Set task.
Copy out each line featuring the string "GROVE" from the entries beneath.

==== Dataset records ====

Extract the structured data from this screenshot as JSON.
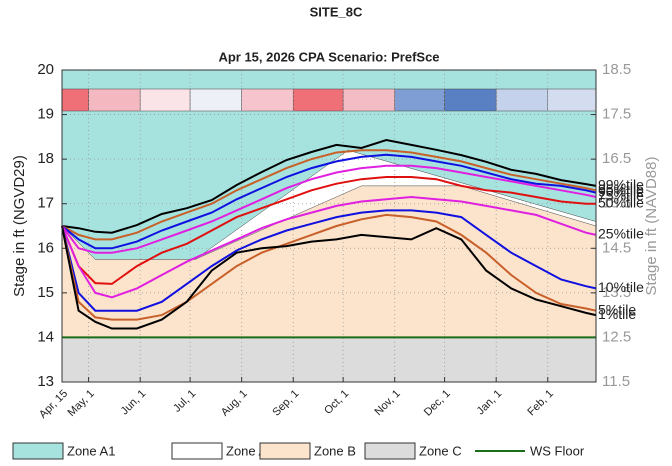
{
  "chart_data": {
    "type": "line",
    "title": "SITE_8C",
    "subtitle": "Apr 15, 2026  CPA Scenario: PrefSce",
    "y_label": "Stage in ft (NGVD29)",
    "y2_label": "Stage in ft (NAVD88)",
    "xlim": [
      0,
      321
    ],
    "xticks": [
      {
        "value": 0,
        "label": "Apr, 15"
      },
      {
        "value": 16,
        "label": "May, 1"
      },
      {
        "value": 47,
        "label": "Jun, 1"
      },
      {
        "value": 77,
        "label": "Jul, 1"
      },
      {
        "value": 108,
        "label": "Aug, 1"
      },
      {
        "value": 139,
        "label": "Sep, 1"
      },
      {
        "value": 169,
        "label": "Oct, 1"
      },
      {
        "value": 200,
        "label": "Nov, 1"
      },
      {
        "value": 230,
        "label": "Dec, 1"
      },
      {
        "value": 261,
        "label": "Jan, 1"
      },
      {
        "value": 292,
        "label": "Feb, 1"
      }
    ],
    "ylim": [
      13,
      20
    ],
    "yticks": [
      13,
      14,
      15,
      16,
      17,
      18,
      19,
      20
    ],
    "y2lim": [
      11.5,
      18.5
    ],
    "y2ticks": [
      11.5,
      12.5,
      13.5,
      14.5,
      15.5,
      16.5,
      17.5,
      18.5
    ],
    "grid": true,
    "month_strip_colors": [
      "#f07078",
      "#f4b8c0",
      "#fbe4e8",
      "#eef0f8",
      "#f6c4cc",
      "#f07078",
      "#f4bcc4",
      "#7f9fd4",
      "#5a80c4",
      "#c4d2ec",
      "#d4dcf0"
    ],
    "zones": [
      {
        "name": "Zone A1",
        "color": "#a6e3df",
        "x": [
          0,
          20,
          80,
          172,
          321
        ],
        "bottom": [
          16.5,
          15.75,
          15.75,
          18.2,
          16.6
        ]
      },
      {
        "name": "Zone A2",
        "color": "#ffffff",
        "x": [
          0,
          80,
          180,
          240,
          321
        ],
        "bottom": [
          16.4,
          15.75,
          17.4,
          17.4,
          16.5
        ]
      },
      {
        "name": "Zone B",
        "color": "#fbe3cc"
      },
      {
        "name": "Zone C",
        "color": "#dcdcdc"
      }
    ],
    "ws_floor": {
      "name": "WS Floor",
      "color": "#1a6e1a",
      "value": 14
    },
    "x": [
      0,
      10,
      20,
      30,
      45,
      60,
      75,
      90,
      105,
      120,
      135,
      150,
      165,
      180,
      195,
      210,
      225,
      240,
      255,
      270,
      285,
      300,
      315,
      321
    ],
    "series": [
      {
        "name": "99%tile",
        "color": "#000000",
        "values": [
          16.5,
          16.45,
          16.37,
          16.35,
          16.52,
          16.77,
          16.9,
          17.08,
          17.42,
          17.71,
          17.98,
          18.16,
          18.32,
          18.25,
          18.43,
          18.32,
          18.21,
          18.09,
          17.94,
          17.76,
          17.67,
          17.53,
          17.44,
          17.4
        ]
      },
      {
        "name": "95%tile",
        "color": "#c8602a",
        "values": [
          16.5,
          16.3,
          16.2,
          16.2,
          16.35,
          16.6,
          16.8,
          17.0,
          17.3,
          17.55,
          17.8,
          18.0,
          18.15,
          18.2,
          18.2,
          18.15,
          18.05,
          17.95,
          17.8,
          17.65,
          17.55,
          17.45,
          17.35,
          17.3
        ]
      },
      {
        "name": "90%tile",
        "color": "#1010e0",
        "values": [
          16.5,
          16.2,
          16.0,
          16.0,
          16.15,
          16.4,
          16.6,
          16.8,
          17.1,
          17.35,
          17.6,
          17.8,
          17.95,
          18.05,
          18.1,
          18.05,
          17.95,
          17.85,
          17.7,
          17.55,
          17.45,
          17.4,
          17.3,
          17.25
        ]
      },
      {
        "name": "75%tile",
        "color": "#e020e0",
        "values": [
          16.5,
          16.0,
          15.9,
          15.9,
          16.0,
          16.2,
          16.4,
          16.6,
          16.85,
          17.1,
          17.35,
          17.55,
          17.7,
          17.8,
          17.85,
          17.85,
          17.8,
          17.7,
          17.6,
          17.5,
          17.4,
          17.3,
          17.2,
          17.15
        ]
      },
      {
        "name": "50%tile",
        "color": "#e01010",
        "values": [
          16.5,
          15.6,
          15.22,
          15.2,
          15.6,
          15.9,
          16.1,
          16.4,
          16.7,
          16.9,
          17.1,
          17.3,
          17.45,
          17.55,
          17.6,
          17.6,
          17.55,
          17.4,
          17.3,
          17.25,
          17.15,
          17.05,
          17.0,
          17.0
        ]
      },
      {
        "name": "25%tile",
        "color": "#e020e0",
        "values": [
          16.5,
          15.6,
          15.0,
          14.9,
          15.1,
          15.4,
          15.7,
          15.95,
          16.2,
          16.45,
          16.65,
          16.8,
          16.95,
          17.05,
          17.1,
          17.15,
          17.1,
          17.05,
          16.95,
          16.85,
          16.75,
          16.55,
          16.35,
          16.3
        ]
      },
      {
        "name": "10%tile",
        "color": "#1010e0",
        "values": [
          16.5,
          15.0,
          14.6,
          14.6,
          14.6,
          14.8,
          15.2,
          15.6,
          15.95,
          16.2,
          16.4,
          16.55,
          16.7,
          16.8,
          16.85,
          16.85,
          16.8,
          16.7,
          16.3,
          15.9,
          15.6,
          15.3,
          15.15,
          15.1
        ]
      },
      {
        "name": "5%tile",
        "color": "#c8602a",
        "values": [
          16.5,
          14.8,
          14.45,
          14.4,
          14.4,
          14.5,
          14.8,
          15.2,
          15.6,
          15.9,
          16.1,
          16.3,
          16.5,
          16.65,
          16.75,
          16.7,
          16.6,
          16.3,
          15.9,
          15.4,
          15.0,
          14.75,
          14.65,
          14.6
        ]
      },
      {
        "name": "1%tile",
        "color": "#000000",
        "values": [
          16.5,
          14.6,
          14.35,
          14.2,
          14.2,
          14.4,
          14.8,
          15.5,
          15.9,
          16.0,
          16.05,
          16.15,
          16.2,
          16.3,
          16.25,
          16.2,
          16.45,
          16.2,
          15.5,
          15.1,
          14.85,
          14.7,
          14.55,
          14.5
        ]
      }
    ]
  }
}
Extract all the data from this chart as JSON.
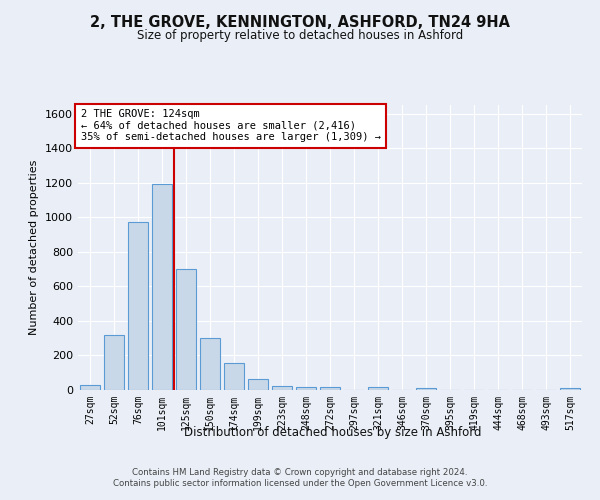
{
  "title": "2, THE GROVE, KENNINGTON, ASHFORD, TN24 9HA",
  "subtitle": "Size of property relative to detached houses in Ashford",
  "xlabel": "Distribution of detached houses by size in Ashford",
  "ylabel": "Number of detached properties",
  "bar_color": "#c8d8e8",
  "bar_edge_color": "#5b9bd5",
  "categories": [
    "27sqm",
    "52sqm",
    "76sqm",
    "101sqm",
    "125sqm",
    "150sqm",
    "174sqm",
    "199sqm",
    "223sqm",
    "248sqm",
    "272sqm",
    "297sqm",
    "321sqm",
    "346sqm",
    "370sqm",
    "395sqm",
    "419sqm",
    "444sqm",
    "468sqm",
    "493sqm",
    "517sqm"
  ],
  "values": [
    30,
    320,
    970,
    1190,
    700,
    300,
    155,
    65,
    25,
    20,
    20,
    0,
    15,
    0,
    10,
    0,
    0,
    0,
    0,
    0,
    10
  ],
  "ylim": [
    0,
    1650
  ],
  "yticks": [
    0,
    200,
    400,
    600,
    800,
    1000,
    1200,
    1400,
    1600
  ],
  "property_label": "2 THE GROVE: 124sqm",
  "annotation_line1": "← 64% of detached houses are smaller (2,416)",
  "annotation_line2": "35% of semi-detached houses are larger (1,309) →",
  "footer_line1": "Contains HM Land Registry data © Crown copyright and database right 2024.",
  "footer_line2": "Contains public sector information licensed under the Open Government Licence v3.0.",
  "background_color": "#eaeff7",
  "plot_bg_color": "#eaeff7",
  "grid_color": "#ffffff",
  "vline_color": "#cc0000",
  "annotation_box_color": "#ffffff",
  "annotation_box_edge": "#cc0000",
  "vline_pos": 3.5
}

====

Correct result.
  "title": "2, THE GROVE, KENNINGTON, ASHFORD, TN24 9HA",
  "property_label": "2 THE GROVE: 124sqm",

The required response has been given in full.